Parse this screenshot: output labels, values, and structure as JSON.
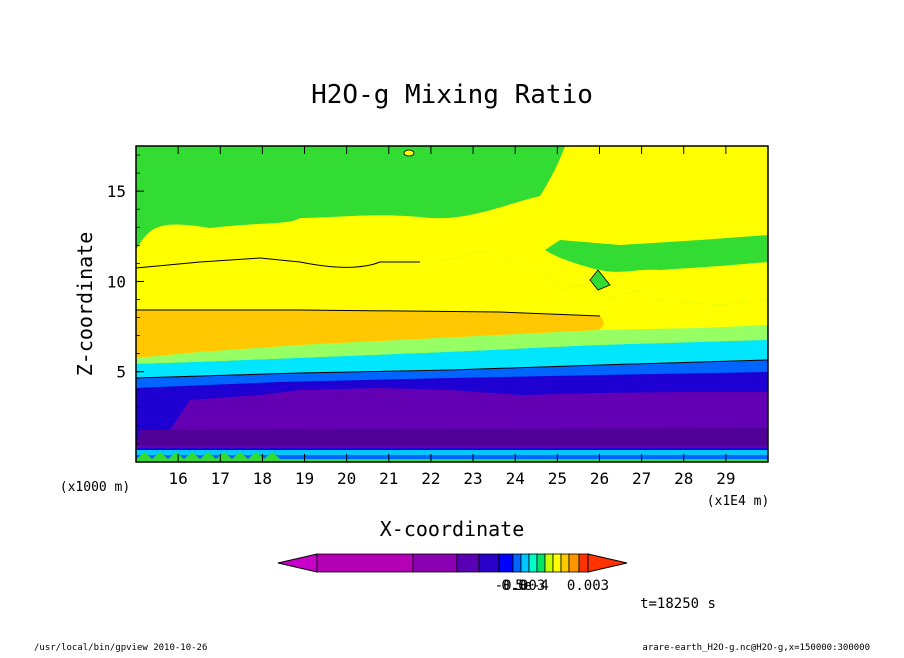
{
  "chart_data": {
    "type": "heatmap",
    "title": "H2O-g Mixing Ratio",
    "xlabel": "X-coordinate",
    "ylabel": "Z-coordinate",
    "x_units_left": "(x1000 m)",
    "x_units_right": "(x1E4 m)",
    "xlim": [
      15.0,
      30.0
    ],
    "ylim": [
      0,
      17.5
    ],
    "xticks": [
      "16",
      "17",
      "18",
      "19",
      "20",
      "21",
      "22",
      "23",
      "24",
      "25",
      "26",
      "27",
      "28",
      "29"
    ],
    "yticks": [
      "5",
      "10",
      "15"
    ],
    "time_label": "t=18250 s",
    "colorbar": {
      "labels": [
        "-0.003",
        "0.0",
        "5e-4",
        "0.003"
      ],
      "colors": [
        "#c800c8",
        "#b400b4",
        "#8c00b4",
        "#5a00b4",
        "#2800c8",
        "#0000ff",
        "#0064ff",
        "#00c8ff",
        "#00ffc8",
        "#00e664",
        "#c8ff00",
        "#ffff00",
        "#ffc800",
        "#ff9600",
        "#ff3200"
      ]
    },
    "levels": [
      {
        "name": "green",
        "color": "#32dc32"
      },
      {
        "name": "yellow",
        "color": "#ffff00"
      },
      {
        "name": "orange",
        "color": "#ffc800"
      },
      {
        "name": "lightgreen",
        "color": "#96ff64"
      },
      {
        "name": "cyan",
        "color": "#00e6ff"
      },
      {
        "name": "blue",
        "color": "#0064ff"
      },
      {
        "name": "darkblue",
        "color": "#1e00d2"
      },
      {
        "name": "purple",
        "color": "#6400b4"
      }
    ]
  },
  "footer": {
    "left": "/usr/local/bin/gpview  2010-10-26",
    "right": "arare-earth_H2O-g.nc@H2O-g,x=150000:300000"
  }
}
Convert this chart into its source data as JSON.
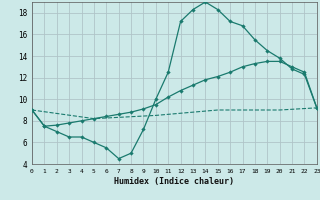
{
  "background_color": "#cce9e8",
  "plot_bg": "#cce9e8",
  "grid_color": "#b0c4c8",
  "line_color": "#1a7a6e",
  "xlabel": "Humidex (Indice chaleur)",
  "xlim": [
    0,
    23
  ],
  "ylim": [
    4,
    19
  ],
  "xticks": [
    0,
    1,
    2,
    3,
    4,
    5,
    6,
    7,
    8,
    9,
    10,
    11,
    12,
    13,
    14,
    15,
    16,
    17,
    18,
    19,
    20,
    21,
    22,
    23
  ],
  "yticks": [
    4,
    6,
    8,
    10,
    12,
    14,
    16,
    18
  ],
  "line1_x": [
    0,
    1,
    2,
    3,
    4,
    5,
    6,
    7,
    8,
    9,
    10,
    11,
    12,
    13,
    14,
    15,
    16,
    17,
    18,
    19,
    20,
    21,
    22,
    23
  ],
  "line1_y": [
    9.0,
    7.5,
    7.0,
    6.5,
    6.5,
    6.0,
    5.5,
    4.5,
    5.0,
    7.2,
    10.0,
    12.5,
    17.2,
    18.3,
    19.0,
    18.3,
    17.2,
    16.8,
    15.5,
    14.5,
    13.8,
    12.8,
    12.3,
    9.2
  ],
  "line2_x": [
    0,
    1,
    2,
    3,
    4,
    5,
    6,
    7,
    8,
    9,
    10,
    11,
    12,
    13,
    14,
    15,
    16,
    17,
    18,
    19,
    20,
    21,
    22,
    23
  ],
  "line2_y": [
    9.0,
    7.5,
    7.6,
    7.8,
    8.0,
    8.2,
    8.4,
    8.6,
    8.8,
    9.1,
    9.5,
    10.2,
    10.8,
    11.3,
    11.8,
    12.1,
    12.5,
    13.0,
    13.3,
    13.5,
    13.5,
    13.0,
    12.5,
    9.2
  ],
  "line3_x": [
    0,
    5,
    10,
    15,
    20,
    23
  ],
  "line3_y": [
    9.0,
    8.2,
    8.5,
    9.0,
    9.0,
    9.2
  ]
}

• The request: Only lines with the word "labels" should be collected from the material.

• Completed task:
Parse this screenshot: output labels, values, and structure as JSON.
      "labels": [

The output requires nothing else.